PROMPT — From the records below, copy every line that contains the word "preview".

EXCERPTED DATA —
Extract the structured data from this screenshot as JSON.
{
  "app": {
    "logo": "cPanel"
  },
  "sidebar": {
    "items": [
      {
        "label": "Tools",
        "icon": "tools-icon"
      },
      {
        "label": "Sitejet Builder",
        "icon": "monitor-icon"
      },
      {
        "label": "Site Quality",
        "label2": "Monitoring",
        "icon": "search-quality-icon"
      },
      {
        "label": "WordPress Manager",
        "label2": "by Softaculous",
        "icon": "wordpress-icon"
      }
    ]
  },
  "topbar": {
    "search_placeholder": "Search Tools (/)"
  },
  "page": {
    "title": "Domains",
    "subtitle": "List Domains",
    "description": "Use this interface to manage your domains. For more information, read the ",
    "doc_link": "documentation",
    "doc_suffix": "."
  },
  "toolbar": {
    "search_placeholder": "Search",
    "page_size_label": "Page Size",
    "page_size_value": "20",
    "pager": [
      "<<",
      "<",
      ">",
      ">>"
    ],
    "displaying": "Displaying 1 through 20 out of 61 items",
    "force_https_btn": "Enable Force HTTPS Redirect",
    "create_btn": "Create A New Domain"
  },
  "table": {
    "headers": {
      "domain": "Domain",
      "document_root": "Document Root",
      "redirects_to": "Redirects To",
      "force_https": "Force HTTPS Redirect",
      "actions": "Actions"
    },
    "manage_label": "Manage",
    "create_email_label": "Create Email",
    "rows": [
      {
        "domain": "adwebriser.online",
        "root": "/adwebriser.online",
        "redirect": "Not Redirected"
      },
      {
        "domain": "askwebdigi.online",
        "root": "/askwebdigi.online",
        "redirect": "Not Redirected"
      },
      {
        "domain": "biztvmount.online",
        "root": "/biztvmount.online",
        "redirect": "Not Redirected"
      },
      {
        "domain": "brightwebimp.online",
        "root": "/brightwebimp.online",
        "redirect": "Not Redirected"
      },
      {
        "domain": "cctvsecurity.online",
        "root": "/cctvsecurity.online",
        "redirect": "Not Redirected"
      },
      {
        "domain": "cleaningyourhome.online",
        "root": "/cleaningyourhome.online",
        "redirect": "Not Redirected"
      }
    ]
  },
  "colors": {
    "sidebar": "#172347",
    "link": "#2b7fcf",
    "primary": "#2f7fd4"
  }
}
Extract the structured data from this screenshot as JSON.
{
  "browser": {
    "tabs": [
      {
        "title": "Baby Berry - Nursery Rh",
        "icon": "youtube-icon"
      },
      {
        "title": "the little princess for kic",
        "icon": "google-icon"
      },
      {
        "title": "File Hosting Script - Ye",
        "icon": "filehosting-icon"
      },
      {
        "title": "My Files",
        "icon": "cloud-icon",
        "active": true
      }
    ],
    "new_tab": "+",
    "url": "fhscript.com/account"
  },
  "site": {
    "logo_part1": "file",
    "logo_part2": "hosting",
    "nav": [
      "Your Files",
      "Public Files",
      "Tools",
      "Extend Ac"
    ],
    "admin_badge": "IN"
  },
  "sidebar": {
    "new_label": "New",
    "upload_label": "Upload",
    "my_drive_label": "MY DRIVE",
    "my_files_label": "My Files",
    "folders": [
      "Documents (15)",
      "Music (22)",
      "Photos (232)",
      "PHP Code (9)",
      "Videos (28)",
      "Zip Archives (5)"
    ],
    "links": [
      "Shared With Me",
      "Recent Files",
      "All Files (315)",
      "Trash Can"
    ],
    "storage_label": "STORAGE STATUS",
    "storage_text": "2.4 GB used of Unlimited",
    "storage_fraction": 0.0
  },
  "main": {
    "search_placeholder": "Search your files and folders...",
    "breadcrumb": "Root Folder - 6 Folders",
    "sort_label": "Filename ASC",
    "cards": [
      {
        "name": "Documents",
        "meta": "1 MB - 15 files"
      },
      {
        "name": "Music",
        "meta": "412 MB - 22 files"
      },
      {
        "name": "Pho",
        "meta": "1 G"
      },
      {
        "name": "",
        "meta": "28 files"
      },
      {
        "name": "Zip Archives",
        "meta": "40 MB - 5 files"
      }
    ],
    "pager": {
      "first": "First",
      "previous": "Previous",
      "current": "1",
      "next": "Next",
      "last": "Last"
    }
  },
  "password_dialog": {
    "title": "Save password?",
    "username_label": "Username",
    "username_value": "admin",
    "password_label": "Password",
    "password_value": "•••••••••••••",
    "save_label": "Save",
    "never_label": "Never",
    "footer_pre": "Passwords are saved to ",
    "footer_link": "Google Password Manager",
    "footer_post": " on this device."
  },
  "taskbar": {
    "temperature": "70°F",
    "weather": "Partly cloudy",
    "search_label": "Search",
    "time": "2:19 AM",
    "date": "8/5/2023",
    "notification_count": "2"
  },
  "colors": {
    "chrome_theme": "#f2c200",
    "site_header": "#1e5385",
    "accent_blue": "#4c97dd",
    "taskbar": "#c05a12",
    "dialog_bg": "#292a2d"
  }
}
---
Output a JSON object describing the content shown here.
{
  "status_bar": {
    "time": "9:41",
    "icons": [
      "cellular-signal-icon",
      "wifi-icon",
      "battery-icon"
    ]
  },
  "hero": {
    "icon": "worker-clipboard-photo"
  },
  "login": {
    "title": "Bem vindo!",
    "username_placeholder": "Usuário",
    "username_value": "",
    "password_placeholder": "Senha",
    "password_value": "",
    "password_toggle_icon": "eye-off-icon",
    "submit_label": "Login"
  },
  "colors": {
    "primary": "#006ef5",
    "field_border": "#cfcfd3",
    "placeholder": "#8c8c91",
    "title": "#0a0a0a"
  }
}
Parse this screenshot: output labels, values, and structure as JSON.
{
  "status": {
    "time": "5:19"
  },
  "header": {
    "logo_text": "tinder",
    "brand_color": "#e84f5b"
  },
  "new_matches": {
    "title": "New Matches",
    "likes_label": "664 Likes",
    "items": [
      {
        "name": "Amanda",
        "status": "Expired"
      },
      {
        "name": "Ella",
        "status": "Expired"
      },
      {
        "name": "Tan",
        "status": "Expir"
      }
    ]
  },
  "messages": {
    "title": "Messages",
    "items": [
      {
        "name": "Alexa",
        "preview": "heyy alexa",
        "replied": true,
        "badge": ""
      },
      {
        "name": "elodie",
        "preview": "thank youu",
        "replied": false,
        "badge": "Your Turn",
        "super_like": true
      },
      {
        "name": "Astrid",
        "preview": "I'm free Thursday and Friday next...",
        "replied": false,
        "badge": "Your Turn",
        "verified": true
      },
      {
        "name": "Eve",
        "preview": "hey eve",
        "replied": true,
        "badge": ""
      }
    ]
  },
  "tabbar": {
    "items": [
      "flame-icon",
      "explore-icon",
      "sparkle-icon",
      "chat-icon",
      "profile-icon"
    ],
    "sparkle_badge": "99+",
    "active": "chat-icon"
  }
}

ANSWER TO THE TASK —
        "preview": "heyy alexa",
        "preview": "thank youu",
        "preview": "I'm free Thursday and Friday next...",
        "preview": "hey eve",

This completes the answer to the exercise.